Reproduce every record below exactly as written, leaving out any pictures.

= Input =
-------------------------

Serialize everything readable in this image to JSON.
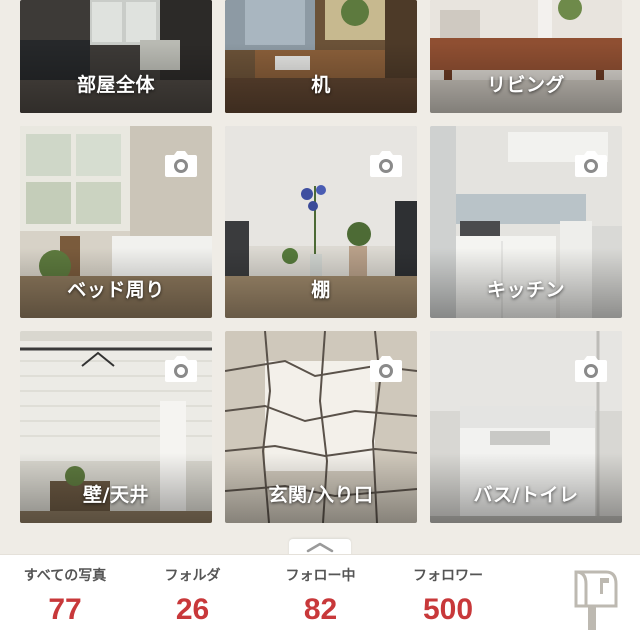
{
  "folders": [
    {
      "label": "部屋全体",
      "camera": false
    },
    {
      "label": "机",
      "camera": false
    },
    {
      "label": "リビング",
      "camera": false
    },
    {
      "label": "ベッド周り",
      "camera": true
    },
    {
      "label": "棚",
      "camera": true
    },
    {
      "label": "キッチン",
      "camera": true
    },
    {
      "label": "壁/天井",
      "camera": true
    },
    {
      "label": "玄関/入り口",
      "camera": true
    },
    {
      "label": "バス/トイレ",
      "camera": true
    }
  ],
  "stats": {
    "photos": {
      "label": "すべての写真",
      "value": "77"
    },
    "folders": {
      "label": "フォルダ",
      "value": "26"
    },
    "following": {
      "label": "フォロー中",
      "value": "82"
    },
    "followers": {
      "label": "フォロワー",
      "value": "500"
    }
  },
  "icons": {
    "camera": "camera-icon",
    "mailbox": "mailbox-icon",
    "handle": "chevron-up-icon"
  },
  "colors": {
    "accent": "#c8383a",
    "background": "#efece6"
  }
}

-------------------------

= Task output =
Serialize everything readable in this image to JSON.
{
  "folders": [
    {
      "label": "部屋全体",
      "camera": false
    },
    {
      "label": "机",
      "camera": false
    },
    {
      "label": "リビング",
      "camera": false
    },
    {
      "label": "ベッド周り",
      "camera": true
    },
    {
      "label": "棚",
      "camera": true
    },
    {
      "label": "キッチン",
      "camera": true
    },
    {
      "label": "壁/天井",
      "camera": true
    },
    {
      "label": "玄関/入り口",
      "camera": true
    },
    {
      "label": "バス/トイレ",
      "camera": true
    }
  ],
  "stats": {
    "photos": {
      "label": "すべての写真",
      "value": "77"
    },
    "folders": {
      "label": "フォルダ",
      "value": "26"
    },
    "following": {
      "label": "フォロー中",
      "value": "82"
    },
    "followers": {
      "label": "フォロワー",
      "value": "500"
    }
  },
  "icons": {
    "camera": "camera-icon",
    "mailbox": "mailbox-icon",
    "handle": "chevron-up-icon"
  },
  "colors": {
    "accent": "#c8383a",
    "background": "#efece6"
  }
}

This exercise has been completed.